**Problem requirements**:
Copy the records below, replacing every "message-bubble" with "chat-bubble" and changing nothing else.

**Dataset**:

========================================================================

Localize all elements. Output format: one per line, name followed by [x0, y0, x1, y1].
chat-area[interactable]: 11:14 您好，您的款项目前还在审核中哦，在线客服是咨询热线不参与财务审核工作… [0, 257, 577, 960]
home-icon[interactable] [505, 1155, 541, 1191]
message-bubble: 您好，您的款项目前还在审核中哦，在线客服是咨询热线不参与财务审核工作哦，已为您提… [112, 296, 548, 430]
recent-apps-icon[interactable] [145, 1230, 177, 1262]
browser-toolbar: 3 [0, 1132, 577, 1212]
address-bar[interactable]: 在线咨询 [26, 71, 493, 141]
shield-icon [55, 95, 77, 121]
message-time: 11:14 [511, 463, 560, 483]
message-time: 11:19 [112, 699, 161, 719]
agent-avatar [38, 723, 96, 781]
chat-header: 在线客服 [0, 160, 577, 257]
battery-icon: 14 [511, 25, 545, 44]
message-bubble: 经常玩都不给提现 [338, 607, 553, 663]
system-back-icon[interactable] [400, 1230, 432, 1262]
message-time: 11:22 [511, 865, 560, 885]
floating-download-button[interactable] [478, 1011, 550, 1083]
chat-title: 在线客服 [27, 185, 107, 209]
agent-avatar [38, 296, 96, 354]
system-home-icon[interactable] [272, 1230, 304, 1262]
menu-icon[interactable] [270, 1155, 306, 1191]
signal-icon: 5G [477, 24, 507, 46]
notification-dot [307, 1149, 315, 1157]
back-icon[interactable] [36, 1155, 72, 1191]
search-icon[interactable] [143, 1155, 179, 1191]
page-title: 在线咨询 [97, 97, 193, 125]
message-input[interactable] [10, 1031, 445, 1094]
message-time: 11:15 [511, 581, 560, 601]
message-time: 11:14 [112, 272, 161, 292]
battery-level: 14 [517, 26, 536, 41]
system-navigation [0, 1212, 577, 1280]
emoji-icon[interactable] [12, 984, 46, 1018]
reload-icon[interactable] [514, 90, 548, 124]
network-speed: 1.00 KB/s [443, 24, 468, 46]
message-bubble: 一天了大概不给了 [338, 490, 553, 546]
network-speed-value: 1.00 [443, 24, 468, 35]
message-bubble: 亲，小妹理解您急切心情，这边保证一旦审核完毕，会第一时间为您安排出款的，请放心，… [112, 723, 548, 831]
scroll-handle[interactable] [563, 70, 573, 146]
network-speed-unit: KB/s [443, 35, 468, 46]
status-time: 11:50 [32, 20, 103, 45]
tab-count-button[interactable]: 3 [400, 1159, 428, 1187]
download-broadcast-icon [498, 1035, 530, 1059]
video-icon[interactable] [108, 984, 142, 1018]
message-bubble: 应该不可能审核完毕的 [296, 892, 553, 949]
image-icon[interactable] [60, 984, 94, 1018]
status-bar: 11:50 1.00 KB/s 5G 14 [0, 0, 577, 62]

========================================================================

**Written solution**:
Localize all elements. Output format: one per line, name followed by [x0, y0, x1, y1].
chat-area[interactable]: 11:14 您好，您的款项目前还在审核中哦，在线客服是咨询热线不参与财务审核工作… [0, 257, 577, 960]
home-icon[interactable] [505, 1155, 541, 1191]
chat-bubble: 您好，您的款项目前还在审核中哦，在线客服是咨询热线不参与财务审核工作哦，已为您提… [112, 296, 548, 430]
recent-apps-icon[interactable] [145, 1230, 177, 1262]
browser-toolbar: 3 [0, 1132, 577, 1212]
address-bar[interactable]: 在线咨询 [26, 71, 493, 141]
shield-icon [55, 95, 77, 121]
message-time: 11:14 [511, 463, 560, 483]
message-time: 11:19 [112, 699, 161, 719]
agent-avatar [38, 723, 96, 781]
chat-header: 在线客服 [0, 160, 577, 257]
battery-icon: 14 [511, 25, 545, 44]
chat-bubble: 经常玩都不给提现 [338, 607, 553, 663]
system-back-icon[interactable] [400, 1230, 432, 1262]
message-time: 11:22 [511, 865, 560, 885]
floating-download-button[interactable] [478, 1011, 550, 1083]
chat-title: 在线客服 [27, 185, 107, 209]
agent-avatar [38, 296, 96, 354]
system-home-icon[interactable] [272, 1230, 304, 1262]
menu-icon[interactable] [270, 1155, 306, 1191]
signal-icon: 5G [477, 24, 507, 46]
notification-dot [307, 1149, 315, 1157]
back-icon[interactable] [36, 1155, 72, 1191]
search-icon[interactable] [143, 1155, 179, 1191]
page-title: 在线咨询 [97, 97, 193, 125]
message-input[interactable] [10, 1031, 445, 1094]
message-time: 11:15 [511, 581, 560, 601]
message-time: 11:14 [112, 272, 161, 292]
battery-level: 14 [517, 26, 536, 41]
system-navigation [0, 1212, 577, 1280]
emoji-icon[interactable] [12, 984, 46, 1018]
reload-icon[interactable] [514, 90, 548, 124]
network-speed: 1.00 KB/s [443, 24, 468, 46]
chat-bubble: 一天了大概不给了 [338, 490, 553, 546]
network-speed-value: 1.00 [443, 24, 468, 35]
chat-bubble: 亲，小妹理解您急切心情，这边保证一旦审核完毕，会第一时间为您安排出款的，请放心，… [112, 723, 548, 831]
scroll-handle[interactable] [563, 70, 573, 146]
network-speed-unit: KB/s [443, 35, 468, 46]
status-time: 11:50 [32, 20, 103, 45]
tab-count-button[interactable]: 3 [400, 1159, 428, 1187]
download-broadcast-icon [498, 1035, 530, 1059]
video-icon[interactable] [108, 984, 142, 1018]
chat-bubble: 应该不可能审核完毕的 [296, 892, 553, 949]
image-icon[interactable] [60, 984, 94, 1018]
status-bar: 11:50 1.00 KB/s 5G 14 [0, 0, 577, 62]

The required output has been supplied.